*EXERCISE INSTRUCTIONS*
Repeat the data below exactly, dropping any pictures it holds.

*INFORMATION PROVIDED*

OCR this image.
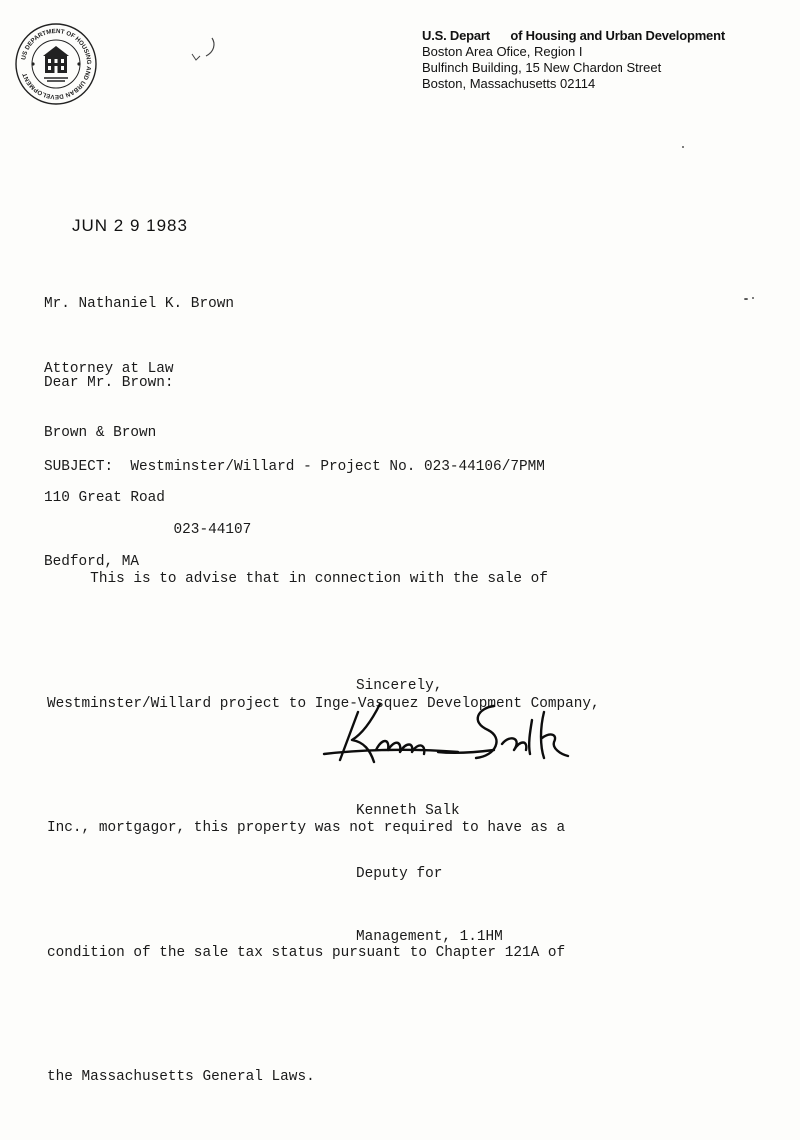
US DEPARTMENT OF HOUSING AND URBAN DEVELOPMENT
U.S. Depart      of Housing and Urban Development
Boston Area Ofice, Region I
Bulfinch Building, 15 New Chardon Street
Boston, Massachusetts 02114
JUN 2 9 1983

Mr. Nathaniel K. Brown

Attorney at Law

Brown & Brown

110 Great Road

Bedford, MA

Dear Mr. Brown:

SUBJECT:  Westminster/Willard - Project No. 023-44106/7PMM

023-44107

This is to advise that in connection with the sale of

Westminster/Willard project to Inge-Vasquez Development Company,

Inc., mortgagor, this property was not required to have as a

condition of the sale tax status pursuant to Chapter 121A of

the Massachusetts General Laws.

Sincerely,

Kenneth Salk

Deputy for

Management, 1.1HM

*OUTPUT FOR THIS TASK*
OCR this image.
US DEPARTMENT OF HOUSING AND URBAN DEVELOPMENT
U.S. Depart      of Housing and Urban Development
Boston Area Ofice, Region I
Bulfinch Building, 15 New Chardon Street
Boston, Massachusetts 02114
JUN 2 9 1983

Mr. Nathaniel K. Brown

Attorney at Law

Brown & Brown

110 Great Road

Bedford, MA

Dear Mr. Brown:

SUBJECT:  Westminster/Willard - Project No. 023-44106/7PMM

023-44107

This is to advise that in connection with the sale of

Westminster/Willard project to Inge-Vasquez Development Company,

Inc., mortgagor, this property was not required to have as a

condition of the sale tax status pursuant to Chapter 121A of

the Massachusetts General Laws.

Sincerely,

Kenneth Salk

Deputy for

Management, 1.1HM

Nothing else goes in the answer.